> Listing:
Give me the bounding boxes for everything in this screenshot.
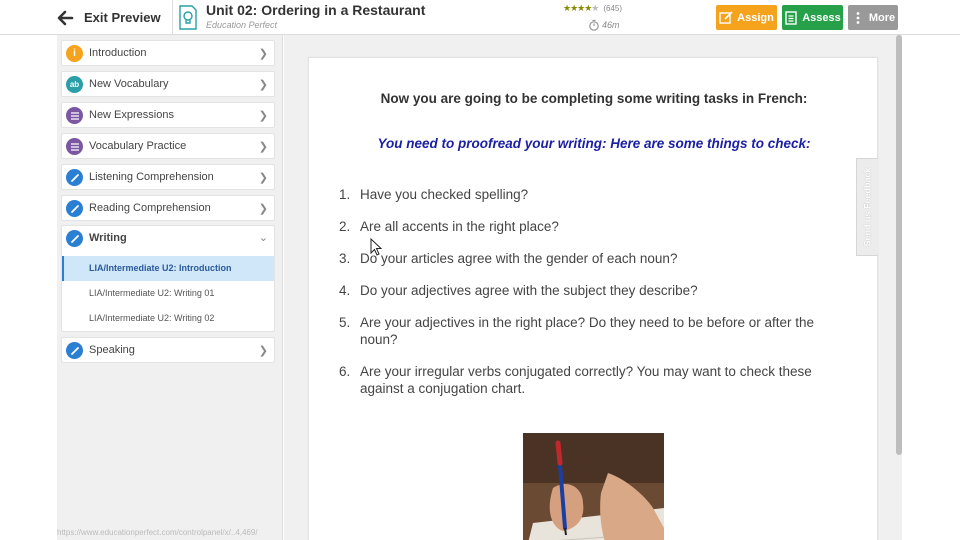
sidebar-item-label: Reading Comprehension — [89, 202, 211, 214]
sidebar-group-writing: Writing ⌄ LIA/Intermediate U2: Introduct… — [61, 225, 275, 332]
duration-text: 46m — [602, 20, 620, 30]
sidebar-item-new-expressions[interactable]: New Expressions ❯ — [61, 102, 275, 128]
content-page: Now you are going to be completing some … — [308, 57, 878, 540]
content-instruction: You need to proofread your writing: Here… — [377, 136, 811, 151]
assess-button[interactable]: Assess — [782, 5, 843, 30]
info-icon: i — [66, 45, 83, 62]
pencil-icon — [66, 342, 83, 359]
sidebar-item-reading-comprehension[interactable]: Reading Comprehension ❯ — [61, 195, 275, 221]
list-item: 2. Are all accents in the right place? — [339, 219, 559, 234]
sidebar-item-writing[interactable]: Writing ⌄ — [62, 226, 274, 252]
sidebar-item-speaking[interactable]: Speaking ❯ — [61, 337, 275, 363]
sidebar-subitem-label: LIA/Intermediate U2: Writing 01 — [89, 288, 215, 298]
chevron-right-icon: ❯ — [258, 48, 268, 60]
mouse-cursor-icon — [370, 238, 382, 256]
stopwatch-icon — [589, 19, 599, 31]
list-item: 4. Do your adjectives agree with the subj… — [339, 283, 698, 298]
main-content: Now you are going to be completing some … — [284, 35, 902, 540]
pencil-icon — [66, 230, 83, 247]
sidebar-item-label: Vocabulary Practice — [89, 140, 187, 152]
assign-icon — [719, 10, 733, 24]
chevron-right-icon: ❯ — [258, 203, 268, 215]
chevron-right-icon: ❯ — [258, 172, 268, 184]
more-vertical-icon — [856, 11, 860, 24]
sidebar-item-listening-comprehension[interactable]: Listening Comprehension ❯ — [61, 164, 275, 190]
status-bar-url: https://www.educationperfect.com/control… — [57, 528, 258, 537]
divider — [172, 0, 173, 35]
content-scrollbar[interactable] — [896, 35, 902, 455]
sidebar-subitem-writing-02[interactable]: LIA/Intermediate U2: Writing 02 — [62, 306, 274, 331]
chevron-right-icon: ❯ — [258, 141, 268, 153]
pencil-icon — [66, 200, 83, 217]
sidebar-item-label: Introduction — [89, 47, 147, 59]
sidebar-subitem-writing-introduction[interactable]: LIA/Intermediate U2: Introduction — [62, 256, 274, 281]
lesson-sidebar: i Introduction ❯ ab New Vocabulary ❯ New… — [57, 35, 283, 540]
list-item: 1. Have you checked spelling? — [339, 187, 529, 202]
sidebar-item-label: Speaking — [89, 344, 135, 356]
back-arrow-icon — [57, 10, 74, 25]
sidebar-item-label: New Vocabulary — [89, 78, 169, 90]
duration: 46m — [588, 19, 620, 31]
lesson-lightbulb-icon — [179, 5, 197, 30]
sidebar-item-introduction[interactable]: i Introduction ❯ — [61, 40, 275, 66]
chevron-right-icon: ❯ — [258, 79, 268, 91]
more-label: More — [868, 11, 896, 24]
feedback-label: Send us Feedback — [862, 167, 873, 247]
sidebar-item-label: New Expressions — [89, 109, 174, 121]
list-item: 6. Are your irregular verbs conjugated co… — [339, 364, 812, 396]
assign-label: Assign — [737, 11, 774, 24]
assign-button[interactable]: Assign — [716, 5, 777, 30]
assess-label: Assess — [802, 11, 841, 24]
send-feedback-tab[interactable]: Send us Feedback — [856, 158, 878, 256]
chevron-right-icon: ❯ — [258, 110, 268, 122]
pencil-icon — [66, 169, 83, 186]
sidebar-subitem-label: LIA/Intermediate U2: Introduction — [89, 263, 232, 273]
sidebar-subitem-label: LIA/Intermediate U2: Writing 02 — [89, 313, 215, 323]
proofread-checklist: 1. Have you checked spelling? 2. Are all a… — [339, 186, 849, 412]
list-icon — [66, 107, 83, 124]
list-item: 3. Do your articles agree with the gender… — [339, 251, 678, 266]
clipboard-icon — [785, 10, 797, 25]
sidebar-subitem-writing-01[interactable]: LIA/Intermediate U2: Writing 01 — [62, 281, 274, 306]
rating[interactable]: ★★★★★ (645) — [563, 3, 622, 14]
lesson-publisher: Education Perfect — [206, 20, 278, 30]
list-item: 5. Are your adjectives in the right place… — [339, 315, 815, 347]
sidebar-item-new-vocabulary[interactable]: ab New Vocabulary ❯ — [61, 71, 275, 97]
chevron-right-icon: ❯ — [258, 345, 268, 357]
exit-preview-label: Exit Preview — [84, 10, 161, 25]
sidebar-item-label: Listening Comprehension — [89, 171, 214, 183]
vocabulary-icon: ab — [66, 76, 83, 93]
more-button[interactable]: More — [848, 5, 898, 30]
sidebar-item-label: Writing — [89, 232, 127, 244]
content-heading: Now you are going to be completing some … — [380, 91, 808, 106]
rating-count: (645) — [603, 4, 623, 13]
chevron-down-icon: ⌄ — [258, 232, 268, 244]
lesson-title: Unit 02: Ordering in a Restaurant — [206, 2, 426, 18]
exit-preview-button[interactable]: Exit Preview — [56, 0, 170, 35]
app-window: Exit Preview Unit 02: Ordering in a Rest… — [0, 0, 960, 540]
top-bar: Exit Preview Unit 02: Ordering in a Rest… — [0, 0, 960, 35]
writing-hand-image — [523, 433, 664, 540]
sidebar-item-vocabulary-practice[interactable]: Vocabulary Practice ❯ — [61, 133, 275, 159]
list-icon — [66, 138, 83, 155]
rating-stars: ★★★★★ — [563, 3, 599, 13]
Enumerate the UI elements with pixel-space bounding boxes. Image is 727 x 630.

> Task:
Reproduce every line of the records above without any change, leaving out the pictures.

> Result of the task:
Give me the bounding boxes for everything in this screenshot.
sidebar-item-label: Reading Comprehension — [89, 202, 211, 214]
sidebar-group-writing: Writing ⌄ LIA/Intermediate U2: Introduct… — [61, 225, 275, 332]
duration-text: 46m — [602, 20, 620, 30]
sidebar-item-new-expressions[interactable]: New Expressions ❯ — [61, 102, 275, 128]
content-page: Now you are going to be completing some … — [308, 57, 878, 540]
content-instruction: You need to proofread your writing: Here… — [377, 136, 811, 151]
assess-button[interactable]: Assess — [782, 5, 843, 30]
info-icon: i — [66, 45, 83, 62]
pencil-icon — [66, 342, 83, 359]
sidebar-item-reading-comprehension[interactable]: Reading Comprehension ❯ — [61, 195, 275, 221]
list-item: 2. Are all accents in the right place? — [339, 219, 559, 234]
sidebar-item-writing[interactable]: Writing ⌄ — [62, 226, 274, 252]
sidebar-item-speaking[interactable]: Speaking ❯ — [61, 337, 275, 363]
sidebar-subitem-label: LIA/Intermediate U2: Writing 01 — [89, 288, 215, 298]
chevron-right-icon: ❯ — [258, 48, 268, 60]
mouse-cursor-icon — [370, 238, 382, 256]
stopwatch-icon — [589, 19, 599, 31]
list-item: 4. Do your adjectives agree with the subj… — [339, 283, 698, 298]
main-content: Now you are going to be completing some … — [284, 35, 902, 540]
pencil-icon — [66, 230, 83, 247]
sidebar-item-label: Vocabulary Practice — [89, 140, 187, 152]
assign-icon — [719, 10, 733, 24]
chevron-right-icon: ❯ — [258, 203, 268, 215]
chevron-right-icon: ❯ — [258, 172, 268, 184]
more-vertical-icon — [856, 11, 860, 24]
sidebar-item-listening-comprehension[interactable]: Listening Comprehension ❯ — [61, 164, 275, 190]
status-bar-url: https://www.educationperfect.com/control… — [57, 528, 258, 537]
divider — [172, 0, 173, 35]
content-scrollbar[interactable] — [896, 35, 902, 455]
sidebar-subitem-writing-02[interactable]: LIA/Intermediate U2: Writing 02 — [62, 306, 274, 331]
chevron-right-icon: ❯ — [258, 141, 268, 153]
pencil-icon — [66, 200, 83, 217]
sidebar-item-label: Introduction — [89, 47, 147, 59]
sidebar-subitem-writing-introduction[interactable]: LIA/Intermediate U2: Introduction — [62, 256, 274, 281]
lesson-sidebar: i Introduction ❯ ab New Vocabulary ❯ New… — [57, 35, 283, 540]
list-item: 1. Have you checked spelling? — [339, 187, 529, 202]
sidebar-item-label: Speaking — [89, 344, 135, 356]
back-arrow-icon — [57, 10, 74, 25]
sidebar-item-label: New Vocabulary — [89, 78, 169, 90]
duration: 46m — [588, 19, 620, 31]
lesson-lightbulb-icon — [179, 5, 197, 30]
sidebar-item-introduction[interactable]: i Introduction ❯ — [61, 40, 275, 66]
chevron-right-icon: ❯ — [258, 79, 268, 91]
more-label: More — [868, 11, 896, 24]
feedback-label: Send us Feedback — [862, 167, 873, 247]
sidebar-item-label: New Expressions — [89, 109, 174, 121]
list-item: 6. Are your irregular verbs conjugated co… — [339, 364, 812, 396]
assign-label: Assign — [737, 11, 774, 24]
assign-button[interactable]: Assign — [716, 5, 777, 30]
assess-label: Assess — [802, 11, 841, 24]
send-feedback-tab[interactable]: Send us Feedback — [856, 158, 878, 256]
chevron-right-icon: ❯ — [258, 110, 268, 122]
pencil-icon — [66, 169, 83, 186]
sidebar-subitem-label: LIA/Intermediate U2: Introduction — [89, 263, 232, 273]
sidebar-subitem-label: LIA/Intermediate U2: Writing 02 — [89, 313, 215, 323]
proofread-checklist: 1. Have you checked spelling? 2. Are all a… — [339, 186, 849, 412]
list-icon — [66, 107, 83, 124]
list-item: 3. Do your articles agree with the gender… — [339, 251, 678, 266]
clipboard-icon — [785, 10, 797, 25]
sidebar-subitem-writing-01[interactable]: LIA/Intermediate U2: Writing 01 — [62, 281, 274, 306]
rating[interactable]: ★★★★★ (645) — [563, 3, 622, 14]
lesson-publisher: Education Perfect — [206, 20, 278, 30]
list-item: 5. Are your adjectives in the right place… — [339, 315, 815, 347]
sidebar-item-new-vocabulary[interactable]: ab New Vocabulary ❯ — [61, 71, 275, 97]
chevron-right-icon: ❯ — [258, 345, 268, 357]
exit-preview-label: Exit Preview — [84, 10, 161, 25]
sidebar-item-label: Listening Comprehension — [89, 171, 214, 183]
vocabulary-icon: ab — [66, 76, 83, 93]
more-button[interactable]: More — [848, 5, 898, 30]
sidebar-item-label: Writing — [89, 232, 127, 244]
content-heading: Now you are going to be completing some … — [380, 91, 808, 106]
rating-count: (645) — [603, 4, 623, 13]
chevron-down-icon: ⌄ — [258, 232, 268, 244]
lesson-title: Unit 02: Ordering in a Restaurant — [206, 2, 426, 18]
exit-preview-button[interactable]: Exit Preview — [56, 0, 170, 35]
app-window: Exit Preview Unit 02: Ordering in a Rest… — [0, 0, 960, 540]
top-bar: Exit Preview Unit 02: Ordering in a Rest… — [0, 0, 960, 35]
writing-hand-image — [523, 433, 664, 540]
sidebar-item-vocabulary-practice[interactable]: Vocabulary Practice ❯ — [61, 133, 275, 159]
list-icon — [66, 138, 83, 155]
rating-stars: ★★★★★ — [563, 3, 599, 13]
Enumerate the UI elements with pixel-space bounding boxes. Image is 727 x 630.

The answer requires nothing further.